**Problem to work on:** Count the lines below that hold the word "persone" and say how many, with no other text.

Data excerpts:
==========
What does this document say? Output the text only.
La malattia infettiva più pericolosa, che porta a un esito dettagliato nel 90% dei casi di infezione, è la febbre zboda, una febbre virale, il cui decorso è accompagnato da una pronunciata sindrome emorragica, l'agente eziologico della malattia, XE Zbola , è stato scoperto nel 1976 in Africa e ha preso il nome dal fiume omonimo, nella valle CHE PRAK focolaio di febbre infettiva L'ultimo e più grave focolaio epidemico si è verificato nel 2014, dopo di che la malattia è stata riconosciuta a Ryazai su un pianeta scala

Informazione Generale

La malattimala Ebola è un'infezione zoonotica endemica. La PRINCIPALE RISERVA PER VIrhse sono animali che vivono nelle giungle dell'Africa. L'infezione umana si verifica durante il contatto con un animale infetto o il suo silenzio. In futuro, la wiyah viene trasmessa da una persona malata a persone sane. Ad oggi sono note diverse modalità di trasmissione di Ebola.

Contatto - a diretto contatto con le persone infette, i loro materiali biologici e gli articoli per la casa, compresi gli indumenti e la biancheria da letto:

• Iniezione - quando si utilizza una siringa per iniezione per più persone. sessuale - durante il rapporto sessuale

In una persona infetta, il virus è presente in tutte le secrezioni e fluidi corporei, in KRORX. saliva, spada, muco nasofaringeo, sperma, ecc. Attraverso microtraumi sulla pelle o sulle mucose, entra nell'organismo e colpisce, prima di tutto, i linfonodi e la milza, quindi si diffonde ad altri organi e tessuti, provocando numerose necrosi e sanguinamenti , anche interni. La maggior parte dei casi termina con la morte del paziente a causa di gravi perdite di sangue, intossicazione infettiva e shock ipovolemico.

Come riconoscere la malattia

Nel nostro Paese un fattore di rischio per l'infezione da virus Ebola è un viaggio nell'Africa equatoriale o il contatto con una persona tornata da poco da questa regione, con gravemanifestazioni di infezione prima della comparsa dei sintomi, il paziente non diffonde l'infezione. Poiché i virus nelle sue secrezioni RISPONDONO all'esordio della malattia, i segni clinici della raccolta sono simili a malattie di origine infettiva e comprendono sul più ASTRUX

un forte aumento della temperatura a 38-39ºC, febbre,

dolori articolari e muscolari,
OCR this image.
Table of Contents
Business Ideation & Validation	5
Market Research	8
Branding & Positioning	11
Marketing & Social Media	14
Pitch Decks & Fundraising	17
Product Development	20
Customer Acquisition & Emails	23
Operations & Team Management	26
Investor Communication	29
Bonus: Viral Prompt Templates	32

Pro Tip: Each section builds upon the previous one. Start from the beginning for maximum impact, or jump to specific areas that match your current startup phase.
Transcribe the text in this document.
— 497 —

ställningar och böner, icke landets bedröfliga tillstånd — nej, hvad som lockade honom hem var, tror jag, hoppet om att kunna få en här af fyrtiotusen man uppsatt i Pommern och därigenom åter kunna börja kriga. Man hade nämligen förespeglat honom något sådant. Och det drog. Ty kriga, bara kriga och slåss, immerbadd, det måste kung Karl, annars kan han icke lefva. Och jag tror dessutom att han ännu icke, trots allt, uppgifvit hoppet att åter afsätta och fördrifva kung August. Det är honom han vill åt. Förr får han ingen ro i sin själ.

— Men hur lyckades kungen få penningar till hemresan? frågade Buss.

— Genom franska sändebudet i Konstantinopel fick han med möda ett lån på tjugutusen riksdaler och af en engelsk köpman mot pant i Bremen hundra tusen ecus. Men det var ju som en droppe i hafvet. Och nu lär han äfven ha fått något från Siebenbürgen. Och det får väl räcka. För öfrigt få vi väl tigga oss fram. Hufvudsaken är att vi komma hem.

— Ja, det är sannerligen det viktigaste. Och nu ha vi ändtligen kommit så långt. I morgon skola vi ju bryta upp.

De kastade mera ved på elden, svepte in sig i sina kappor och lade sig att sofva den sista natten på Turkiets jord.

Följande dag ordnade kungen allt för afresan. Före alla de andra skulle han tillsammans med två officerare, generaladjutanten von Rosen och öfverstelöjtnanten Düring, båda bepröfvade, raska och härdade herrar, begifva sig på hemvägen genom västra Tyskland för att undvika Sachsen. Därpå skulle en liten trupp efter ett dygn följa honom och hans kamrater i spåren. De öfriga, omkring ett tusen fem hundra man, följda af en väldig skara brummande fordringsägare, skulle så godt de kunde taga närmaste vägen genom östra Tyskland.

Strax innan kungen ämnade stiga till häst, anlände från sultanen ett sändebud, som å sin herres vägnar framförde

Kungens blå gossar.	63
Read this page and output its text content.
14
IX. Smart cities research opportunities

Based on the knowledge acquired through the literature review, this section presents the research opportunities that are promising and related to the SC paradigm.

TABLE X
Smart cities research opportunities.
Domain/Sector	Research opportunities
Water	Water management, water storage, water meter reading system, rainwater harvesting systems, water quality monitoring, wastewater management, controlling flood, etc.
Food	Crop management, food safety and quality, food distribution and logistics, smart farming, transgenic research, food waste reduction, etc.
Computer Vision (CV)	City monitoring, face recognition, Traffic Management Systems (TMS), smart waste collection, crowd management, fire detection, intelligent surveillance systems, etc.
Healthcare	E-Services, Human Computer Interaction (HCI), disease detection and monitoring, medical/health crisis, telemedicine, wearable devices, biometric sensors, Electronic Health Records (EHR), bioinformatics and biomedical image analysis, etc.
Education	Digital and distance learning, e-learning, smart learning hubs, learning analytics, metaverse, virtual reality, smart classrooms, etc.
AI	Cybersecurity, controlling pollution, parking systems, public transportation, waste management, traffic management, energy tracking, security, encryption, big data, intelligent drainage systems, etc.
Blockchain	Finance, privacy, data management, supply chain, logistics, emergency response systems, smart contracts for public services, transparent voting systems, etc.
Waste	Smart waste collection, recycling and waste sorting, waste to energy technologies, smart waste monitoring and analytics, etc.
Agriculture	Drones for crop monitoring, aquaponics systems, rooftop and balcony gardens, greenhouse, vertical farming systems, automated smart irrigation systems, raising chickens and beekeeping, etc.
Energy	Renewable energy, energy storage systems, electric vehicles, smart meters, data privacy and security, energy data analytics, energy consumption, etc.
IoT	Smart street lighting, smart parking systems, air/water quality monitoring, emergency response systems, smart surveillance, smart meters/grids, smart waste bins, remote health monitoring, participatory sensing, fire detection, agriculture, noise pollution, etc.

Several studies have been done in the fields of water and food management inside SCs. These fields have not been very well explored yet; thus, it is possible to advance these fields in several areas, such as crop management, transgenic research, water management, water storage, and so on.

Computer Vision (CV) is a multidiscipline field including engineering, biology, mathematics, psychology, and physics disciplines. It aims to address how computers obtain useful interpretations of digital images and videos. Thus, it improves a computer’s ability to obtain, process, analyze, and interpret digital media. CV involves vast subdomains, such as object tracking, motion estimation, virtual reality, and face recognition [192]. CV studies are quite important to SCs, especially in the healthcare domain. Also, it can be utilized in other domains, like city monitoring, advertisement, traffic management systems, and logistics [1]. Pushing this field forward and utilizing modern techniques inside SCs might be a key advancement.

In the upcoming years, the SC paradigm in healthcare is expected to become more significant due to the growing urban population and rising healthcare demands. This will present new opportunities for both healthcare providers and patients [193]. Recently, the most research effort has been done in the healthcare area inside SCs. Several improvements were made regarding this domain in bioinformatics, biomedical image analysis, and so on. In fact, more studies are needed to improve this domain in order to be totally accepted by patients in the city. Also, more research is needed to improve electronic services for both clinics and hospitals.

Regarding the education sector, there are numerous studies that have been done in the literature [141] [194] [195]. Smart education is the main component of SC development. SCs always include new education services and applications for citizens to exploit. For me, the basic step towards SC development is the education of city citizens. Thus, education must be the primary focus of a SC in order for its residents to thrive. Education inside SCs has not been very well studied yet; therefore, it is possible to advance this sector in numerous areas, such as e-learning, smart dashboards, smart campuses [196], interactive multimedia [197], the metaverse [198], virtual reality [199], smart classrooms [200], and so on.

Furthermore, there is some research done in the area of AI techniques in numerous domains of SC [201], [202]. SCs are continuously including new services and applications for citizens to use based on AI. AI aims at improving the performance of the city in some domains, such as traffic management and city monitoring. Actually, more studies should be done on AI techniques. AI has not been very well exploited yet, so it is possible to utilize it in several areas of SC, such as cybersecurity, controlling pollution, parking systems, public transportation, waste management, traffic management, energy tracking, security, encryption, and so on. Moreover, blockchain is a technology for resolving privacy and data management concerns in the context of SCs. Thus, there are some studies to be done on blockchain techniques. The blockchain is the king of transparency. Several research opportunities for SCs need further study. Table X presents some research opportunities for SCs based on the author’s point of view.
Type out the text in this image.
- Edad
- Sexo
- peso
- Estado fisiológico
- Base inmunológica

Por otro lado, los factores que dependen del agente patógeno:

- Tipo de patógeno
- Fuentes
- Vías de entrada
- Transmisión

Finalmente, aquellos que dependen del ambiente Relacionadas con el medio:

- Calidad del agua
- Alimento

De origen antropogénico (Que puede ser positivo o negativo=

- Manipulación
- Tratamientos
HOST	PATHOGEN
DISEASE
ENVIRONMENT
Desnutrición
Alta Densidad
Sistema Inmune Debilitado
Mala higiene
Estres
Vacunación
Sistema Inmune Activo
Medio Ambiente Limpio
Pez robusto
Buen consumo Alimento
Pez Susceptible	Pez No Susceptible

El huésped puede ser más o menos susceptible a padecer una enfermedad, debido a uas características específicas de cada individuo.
==========
**Solution to this problem:** 3